Stored items:
'''

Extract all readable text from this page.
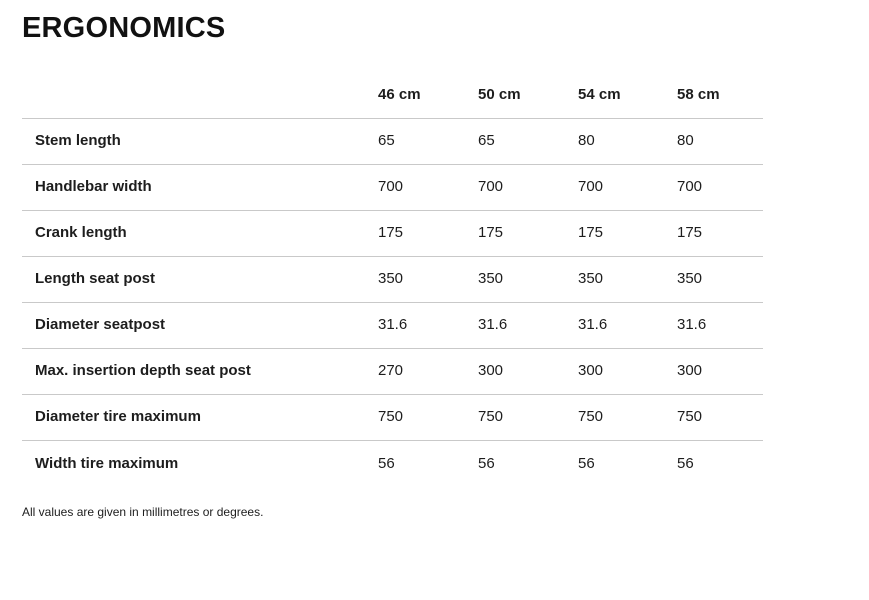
ERGONOMICS
	46 cm	50 cm	54 cm	58 cm
Stem length	65	65	80	80
Handlebar width	700	700	700	700
Crank length	175	175	175	175
Length seat post	350	350	350	350
Diameter seatpost	31.6	31.6	31.6	31.6
Max. insertion depth seat post	270	300	300	300
Diameter tire maximum	750	750	750	750
Width tire maximum	56	56	56	56
All values are given in millimetres or degrees.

'''

Stated problem:
Every entry must be reproduced exactly, with the images left out.

Task response:
Extract all readable text from this page.
ERGONOMICS
	46 cm	50 cm	54 cm	58 cm
Stem length	65	65	80	80
Handlebar width	700	700	700	700
Crank length	175	175	175	175
Length seat post	350	350	350	350
Diameter seatpost	31.6	31.6	31.6	31.6
Max. insertion depth seat post	270	300	300	300
Diameter tire maximum	750	750	750	750
Width tire maximum	56	56	56	56
All values are given in millimetres or degrees.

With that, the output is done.